# Entries from a dataset:
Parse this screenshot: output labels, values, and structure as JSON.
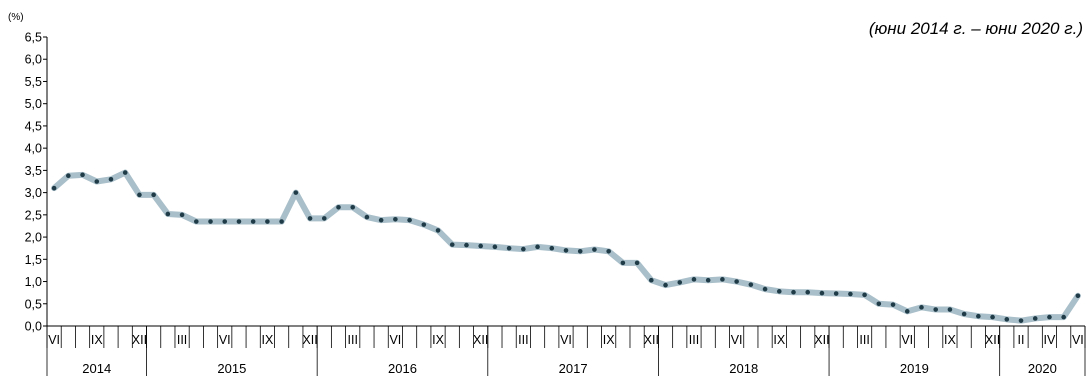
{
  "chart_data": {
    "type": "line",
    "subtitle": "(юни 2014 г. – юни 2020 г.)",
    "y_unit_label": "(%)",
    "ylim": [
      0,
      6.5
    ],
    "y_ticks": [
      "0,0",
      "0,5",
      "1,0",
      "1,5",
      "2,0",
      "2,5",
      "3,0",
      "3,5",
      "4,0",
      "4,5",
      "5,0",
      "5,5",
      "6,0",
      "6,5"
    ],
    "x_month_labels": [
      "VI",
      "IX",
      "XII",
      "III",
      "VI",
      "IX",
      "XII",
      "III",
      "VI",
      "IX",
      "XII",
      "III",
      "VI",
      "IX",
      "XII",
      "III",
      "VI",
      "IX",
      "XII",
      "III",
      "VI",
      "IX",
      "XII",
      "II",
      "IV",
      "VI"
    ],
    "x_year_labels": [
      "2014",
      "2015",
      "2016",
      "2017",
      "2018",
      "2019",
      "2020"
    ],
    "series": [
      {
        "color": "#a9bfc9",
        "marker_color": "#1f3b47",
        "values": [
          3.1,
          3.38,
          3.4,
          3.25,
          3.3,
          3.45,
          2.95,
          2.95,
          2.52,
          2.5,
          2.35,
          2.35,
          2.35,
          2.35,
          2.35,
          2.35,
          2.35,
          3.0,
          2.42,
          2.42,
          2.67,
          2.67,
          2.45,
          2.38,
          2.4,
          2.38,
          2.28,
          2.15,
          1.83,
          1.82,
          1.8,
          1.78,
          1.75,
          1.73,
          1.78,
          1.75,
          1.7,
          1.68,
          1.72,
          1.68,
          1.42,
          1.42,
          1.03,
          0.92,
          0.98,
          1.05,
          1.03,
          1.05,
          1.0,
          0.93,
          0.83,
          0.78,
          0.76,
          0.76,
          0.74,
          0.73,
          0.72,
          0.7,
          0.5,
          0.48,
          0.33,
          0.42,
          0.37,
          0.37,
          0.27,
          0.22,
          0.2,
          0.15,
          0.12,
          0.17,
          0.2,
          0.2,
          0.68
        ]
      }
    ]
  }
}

# What you have to do:
Extract the full listing exactly, with the pictures left out.

# Output of the task:
Parse this screenshot: output labels, values, and structure as JSON.
{
  "chart_data": {
    "type": "line",
    "subtitle": "(юни 2014 г. – юни 2020 г.)",
    "y_unit_label": "(%)",
    "ylim": [
      0,
      6.5
    ],
    "y_ticks": [
      "0,0",
      "0,5",
      "1,0",
      "1,5",
      "2,0",
      "2,5",
      "3,0",
      "3,5",
      "4,0",
      "4,5",
      "5,0",
      "5,5",
      "6,0",
      "6,5"
    ],
    "x_month_labels": [
      "VI",
      "IX",
      "XII",
      "III",
      "VI",
      "IX",
      "XII",
      "III",
      "VI",
      "IX",
      "XII",
      "III",
      "VI",
      "IX",
      "XII",
      "III",
      "VI",
      "IX",
      "XII",
      "III",
      "VI",
      "IX",
      "XII",
      "II",
      "IV",
      "VI"
    ],
    "x_year_labels": [
      "2014",
      "2015",
      "2016",
      "2017",
      "2018",
      "2019",
      "2020"
    ],
    "series": [
      {
        "color": "#a9bfc9",
        "marker_color": "#1f3b47",
        "values": [
          3.1,
          3.38,
          3.4,
          3.25,
          3.3,
          3.45,
          2.95,
          2.95,
          2.52,
          2.5,
          2.35,
          2.35,
          2.35,
          2.35,
          2.35,
          2.35,
          2.35,
          3.0,
          2.42,
          2.42,
          2.67,
          2.67,
          2.45,
          2.38,
          2.4,
          2.38,
          2.28,
          2.15,
          1.83,
          1.82,
          1.8,
          1.78,
          1.75,
          1.73,
          1.78,
          1.75,
          1.7,
          1.68,
          1.72,
          1.68,
          1.42,
          1.42,
          1.03,
          0.92,
          0.98,
          1.05,
          1.03,
          1.05,
          1.0,
          0.93,
          0.83,
          0.78,
          0.76,
          0.76,
          0.74,
          0.73,
          0.72,
          0.7,
          0.5,
          0.48,
          0.33,
          0.42,
          0.37,
          0.37,
          0.27,
          0.22,
          0.2,
          0.15,
          0.12,
          0.17,
          0.2,
          0.2,
          0.68
        ]
      }
    ]
  }
}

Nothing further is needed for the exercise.